Sift the material for lines containing "미래통합당", and return them.

*** Supplied records ***

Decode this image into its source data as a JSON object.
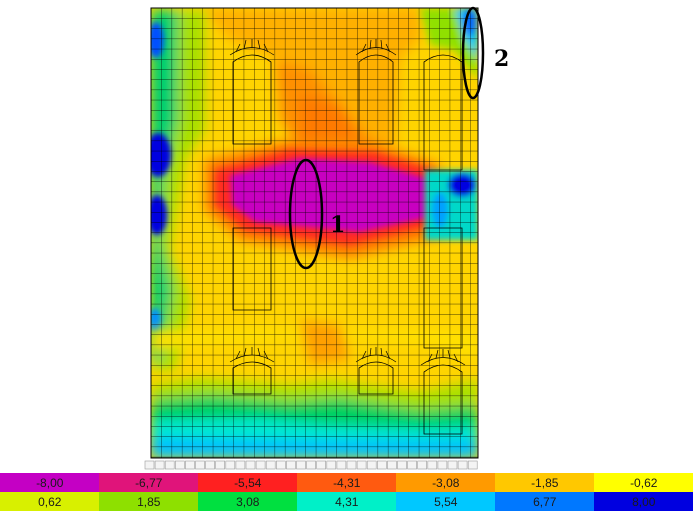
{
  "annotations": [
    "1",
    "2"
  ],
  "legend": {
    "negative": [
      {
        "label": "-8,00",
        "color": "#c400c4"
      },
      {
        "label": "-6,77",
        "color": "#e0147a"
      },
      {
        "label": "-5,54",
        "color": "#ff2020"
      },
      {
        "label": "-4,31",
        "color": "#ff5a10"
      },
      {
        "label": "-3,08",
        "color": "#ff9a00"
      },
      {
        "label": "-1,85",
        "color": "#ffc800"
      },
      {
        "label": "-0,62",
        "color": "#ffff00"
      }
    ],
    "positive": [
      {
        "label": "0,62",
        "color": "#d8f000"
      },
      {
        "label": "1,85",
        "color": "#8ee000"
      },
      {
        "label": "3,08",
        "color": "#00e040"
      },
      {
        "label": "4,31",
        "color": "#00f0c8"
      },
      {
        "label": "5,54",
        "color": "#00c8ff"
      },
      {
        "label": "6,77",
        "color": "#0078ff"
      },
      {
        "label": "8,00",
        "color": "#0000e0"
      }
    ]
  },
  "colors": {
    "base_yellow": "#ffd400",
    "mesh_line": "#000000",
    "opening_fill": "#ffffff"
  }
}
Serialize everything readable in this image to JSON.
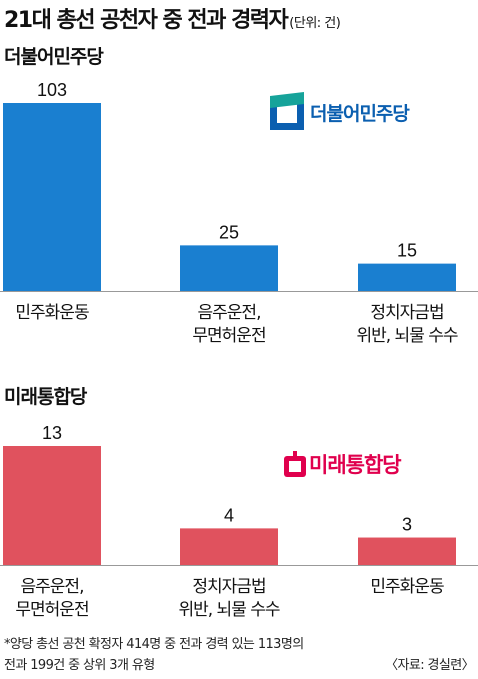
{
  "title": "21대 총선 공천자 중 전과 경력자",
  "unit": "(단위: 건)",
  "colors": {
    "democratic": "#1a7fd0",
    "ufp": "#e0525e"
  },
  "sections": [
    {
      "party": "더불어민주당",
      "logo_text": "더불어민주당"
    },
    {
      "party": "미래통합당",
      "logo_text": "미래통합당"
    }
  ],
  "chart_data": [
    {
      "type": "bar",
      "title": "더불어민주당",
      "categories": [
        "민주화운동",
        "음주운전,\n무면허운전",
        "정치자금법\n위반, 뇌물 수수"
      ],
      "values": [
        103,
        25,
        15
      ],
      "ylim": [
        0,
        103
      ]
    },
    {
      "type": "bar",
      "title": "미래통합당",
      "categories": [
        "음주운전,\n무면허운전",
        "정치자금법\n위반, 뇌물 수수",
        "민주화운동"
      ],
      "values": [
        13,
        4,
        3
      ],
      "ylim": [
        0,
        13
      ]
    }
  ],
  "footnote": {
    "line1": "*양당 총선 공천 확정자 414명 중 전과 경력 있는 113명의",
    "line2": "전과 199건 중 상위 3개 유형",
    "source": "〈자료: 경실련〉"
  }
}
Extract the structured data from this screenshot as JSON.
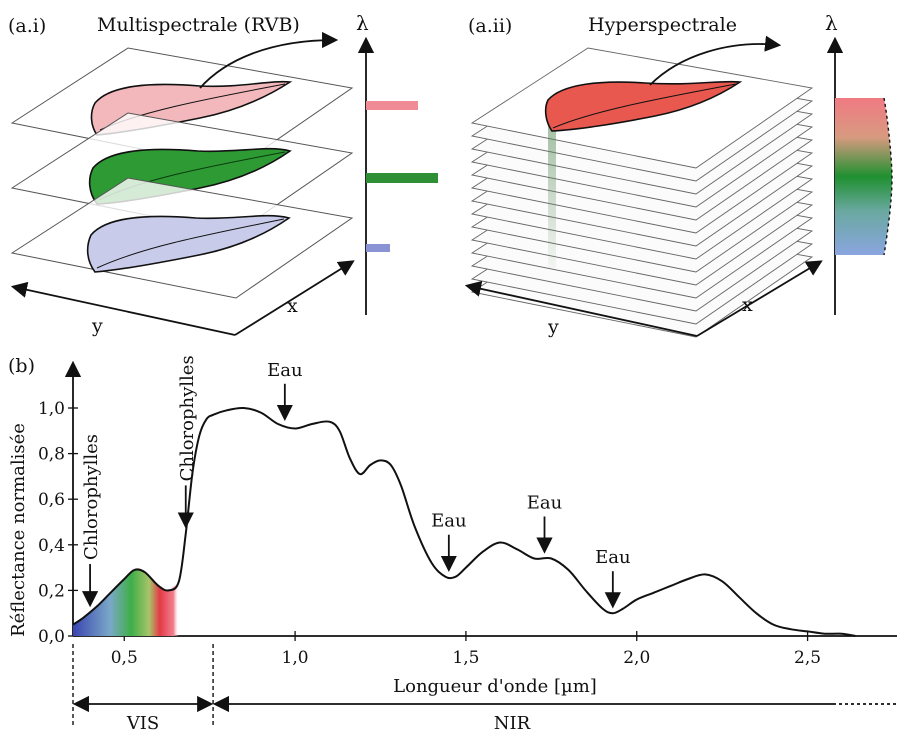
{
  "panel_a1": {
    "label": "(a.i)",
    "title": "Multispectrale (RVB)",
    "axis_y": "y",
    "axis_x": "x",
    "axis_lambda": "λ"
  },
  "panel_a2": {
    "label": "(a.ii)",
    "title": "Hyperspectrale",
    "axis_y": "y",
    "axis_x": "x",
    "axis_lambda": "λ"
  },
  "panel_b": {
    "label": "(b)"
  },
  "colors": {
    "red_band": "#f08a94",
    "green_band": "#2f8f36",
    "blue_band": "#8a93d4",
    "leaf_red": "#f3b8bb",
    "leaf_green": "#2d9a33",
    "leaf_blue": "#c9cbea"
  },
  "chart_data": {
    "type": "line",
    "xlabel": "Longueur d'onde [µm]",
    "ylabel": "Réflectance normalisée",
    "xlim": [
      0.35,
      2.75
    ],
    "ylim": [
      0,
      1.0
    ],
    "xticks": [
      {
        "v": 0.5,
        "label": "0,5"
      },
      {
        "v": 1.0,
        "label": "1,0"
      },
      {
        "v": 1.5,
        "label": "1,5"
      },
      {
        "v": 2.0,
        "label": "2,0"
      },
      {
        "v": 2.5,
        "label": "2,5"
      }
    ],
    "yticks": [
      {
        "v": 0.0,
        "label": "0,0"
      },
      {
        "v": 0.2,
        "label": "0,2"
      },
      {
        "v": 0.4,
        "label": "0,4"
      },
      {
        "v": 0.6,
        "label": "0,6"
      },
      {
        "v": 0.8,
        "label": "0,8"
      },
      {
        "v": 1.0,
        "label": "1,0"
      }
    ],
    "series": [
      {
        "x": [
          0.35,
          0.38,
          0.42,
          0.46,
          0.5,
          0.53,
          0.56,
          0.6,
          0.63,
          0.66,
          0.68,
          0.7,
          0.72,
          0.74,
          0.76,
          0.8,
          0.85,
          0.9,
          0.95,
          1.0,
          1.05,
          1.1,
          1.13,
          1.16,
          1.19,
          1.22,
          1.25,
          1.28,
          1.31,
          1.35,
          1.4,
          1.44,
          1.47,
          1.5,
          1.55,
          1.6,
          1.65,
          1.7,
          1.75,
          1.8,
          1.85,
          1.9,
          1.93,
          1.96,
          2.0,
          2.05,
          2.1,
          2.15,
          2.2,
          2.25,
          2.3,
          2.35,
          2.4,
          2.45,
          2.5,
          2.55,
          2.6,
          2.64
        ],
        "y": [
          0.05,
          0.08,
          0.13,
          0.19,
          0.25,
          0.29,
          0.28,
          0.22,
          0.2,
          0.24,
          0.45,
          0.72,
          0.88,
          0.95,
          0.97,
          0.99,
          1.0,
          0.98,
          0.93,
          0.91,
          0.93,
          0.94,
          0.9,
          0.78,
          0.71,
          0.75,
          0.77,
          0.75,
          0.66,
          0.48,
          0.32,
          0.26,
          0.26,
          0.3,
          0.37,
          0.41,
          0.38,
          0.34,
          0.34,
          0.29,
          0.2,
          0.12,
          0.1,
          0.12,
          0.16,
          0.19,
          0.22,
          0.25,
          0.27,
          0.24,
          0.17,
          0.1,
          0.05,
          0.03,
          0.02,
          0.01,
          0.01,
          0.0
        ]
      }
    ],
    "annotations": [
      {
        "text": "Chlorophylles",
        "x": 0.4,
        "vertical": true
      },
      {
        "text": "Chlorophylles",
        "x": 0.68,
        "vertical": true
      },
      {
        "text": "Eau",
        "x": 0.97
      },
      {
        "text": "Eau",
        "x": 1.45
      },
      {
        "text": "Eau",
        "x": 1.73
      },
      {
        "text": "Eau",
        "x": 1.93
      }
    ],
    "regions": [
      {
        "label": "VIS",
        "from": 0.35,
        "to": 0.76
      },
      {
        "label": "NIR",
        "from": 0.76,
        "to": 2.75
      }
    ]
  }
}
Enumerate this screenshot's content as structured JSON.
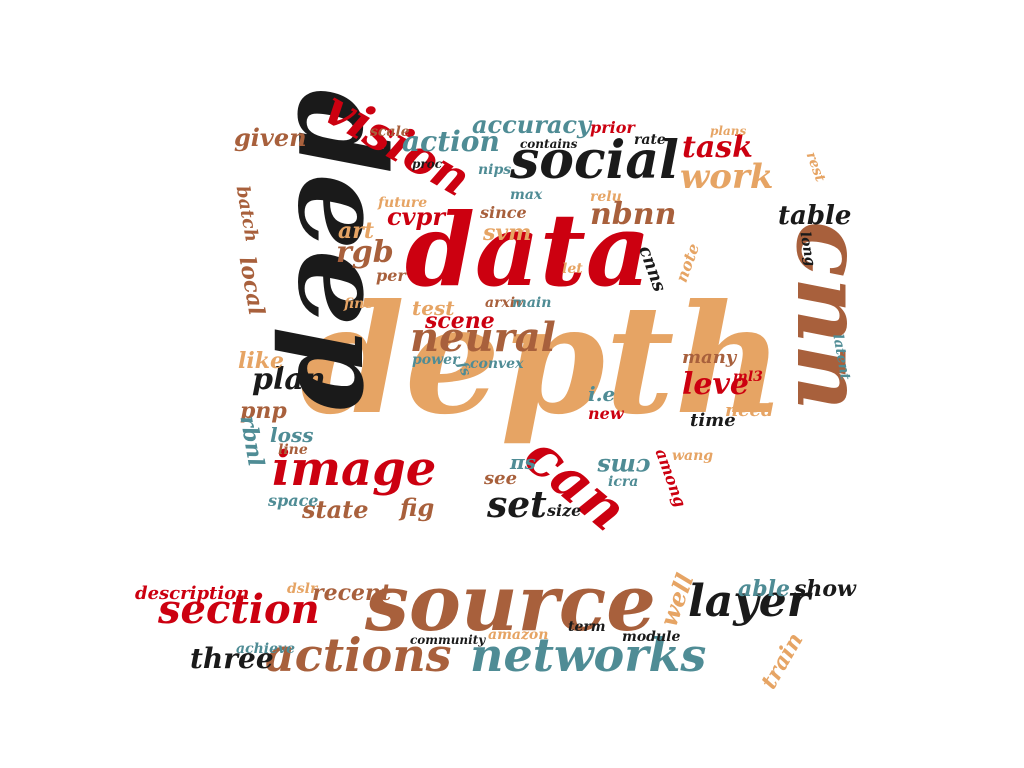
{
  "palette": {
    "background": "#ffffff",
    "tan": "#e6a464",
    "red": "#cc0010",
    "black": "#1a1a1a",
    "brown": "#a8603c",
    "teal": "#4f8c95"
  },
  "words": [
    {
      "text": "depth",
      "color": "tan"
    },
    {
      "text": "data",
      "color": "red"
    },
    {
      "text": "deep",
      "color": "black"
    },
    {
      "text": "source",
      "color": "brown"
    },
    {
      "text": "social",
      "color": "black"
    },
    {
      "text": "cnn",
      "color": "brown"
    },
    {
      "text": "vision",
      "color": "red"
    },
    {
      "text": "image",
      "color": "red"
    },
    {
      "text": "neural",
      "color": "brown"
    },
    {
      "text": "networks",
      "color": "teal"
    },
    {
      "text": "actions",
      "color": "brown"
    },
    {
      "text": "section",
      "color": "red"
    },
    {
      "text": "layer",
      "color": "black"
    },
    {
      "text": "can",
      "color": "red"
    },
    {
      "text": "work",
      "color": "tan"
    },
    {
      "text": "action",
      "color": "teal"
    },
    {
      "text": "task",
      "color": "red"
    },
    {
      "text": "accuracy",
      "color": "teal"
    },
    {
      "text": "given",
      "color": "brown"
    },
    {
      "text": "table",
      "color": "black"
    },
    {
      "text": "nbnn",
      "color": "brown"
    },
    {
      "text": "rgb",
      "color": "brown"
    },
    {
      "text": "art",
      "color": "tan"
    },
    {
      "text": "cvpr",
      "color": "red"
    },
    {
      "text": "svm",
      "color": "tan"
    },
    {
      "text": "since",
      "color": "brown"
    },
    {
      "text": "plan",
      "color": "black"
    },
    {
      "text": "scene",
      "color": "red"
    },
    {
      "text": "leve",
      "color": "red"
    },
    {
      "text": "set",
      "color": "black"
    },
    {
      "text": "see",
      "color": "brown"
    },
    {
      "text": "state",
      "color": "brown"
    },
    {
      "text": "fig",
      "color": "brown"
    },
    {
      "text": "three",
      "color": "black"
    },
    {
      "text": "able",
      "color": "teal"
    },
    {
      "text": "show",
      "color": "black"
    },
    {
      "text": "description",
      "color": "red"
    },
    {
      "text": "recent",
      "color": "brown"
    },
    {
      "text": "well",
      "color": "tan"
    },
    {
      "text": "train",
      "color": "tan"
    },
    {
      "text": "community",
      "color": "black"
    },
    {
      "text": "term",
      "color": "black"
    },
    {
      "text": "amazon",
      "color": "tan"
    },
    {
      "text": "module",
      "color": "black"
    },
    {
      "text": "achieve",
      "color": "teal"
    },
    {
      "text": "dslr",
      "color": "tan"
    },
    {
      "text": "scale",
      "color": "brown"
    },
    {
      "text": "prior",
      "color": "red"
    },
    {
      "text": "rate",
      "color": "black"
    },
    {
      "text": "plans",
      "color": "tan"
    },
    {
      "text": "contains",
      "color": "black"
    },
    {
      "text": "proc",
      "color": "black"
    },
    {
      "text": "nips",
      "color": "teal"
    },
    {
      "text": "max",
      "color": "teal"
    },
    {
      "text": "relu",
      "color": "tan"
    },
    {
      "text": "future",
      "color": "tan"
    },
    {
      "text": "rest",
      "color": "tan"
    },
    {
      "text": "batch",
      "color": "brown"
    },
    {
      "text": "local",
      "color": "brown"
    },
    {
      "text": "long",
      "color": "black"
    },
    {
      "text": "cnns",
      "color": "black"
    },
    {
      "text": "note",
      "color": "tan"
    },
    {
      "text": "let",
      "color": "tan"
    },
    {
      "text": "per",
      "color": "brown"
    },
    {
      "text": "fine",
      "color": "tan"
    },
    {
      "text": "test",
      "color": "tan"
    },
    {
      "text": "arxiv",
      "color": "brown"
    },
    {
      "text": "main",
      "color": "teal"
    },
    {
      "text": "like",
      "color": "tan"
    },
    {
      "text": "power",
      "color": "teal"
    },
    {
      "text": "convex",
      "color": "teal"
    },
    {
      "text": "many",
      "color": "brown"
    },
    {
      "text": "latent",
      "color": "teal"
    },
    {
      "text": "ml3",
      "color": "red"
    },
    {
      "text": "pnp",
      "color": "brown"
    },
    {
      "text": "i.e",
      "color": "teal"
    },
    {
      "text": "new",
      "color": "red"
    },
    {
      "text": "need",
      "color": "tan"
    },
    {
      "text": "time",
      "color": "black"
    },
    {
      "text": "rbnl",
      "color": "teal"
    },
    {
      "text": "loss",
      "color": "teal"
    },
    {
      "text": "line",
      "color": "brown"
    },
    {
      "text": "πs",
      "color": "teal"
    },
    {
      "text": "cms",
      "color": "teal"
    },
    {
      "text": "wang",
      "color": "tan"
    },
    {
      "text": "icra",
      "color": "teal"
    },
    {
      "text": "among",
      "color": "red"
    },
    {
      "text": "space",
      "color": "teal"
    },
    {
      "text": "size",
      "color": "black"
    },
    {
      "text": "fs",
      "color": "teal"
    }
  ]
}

***

- **Task result**
      "party": "미래통합당",
      "logo_text": "미래통합당"
      "title": "미래통합당",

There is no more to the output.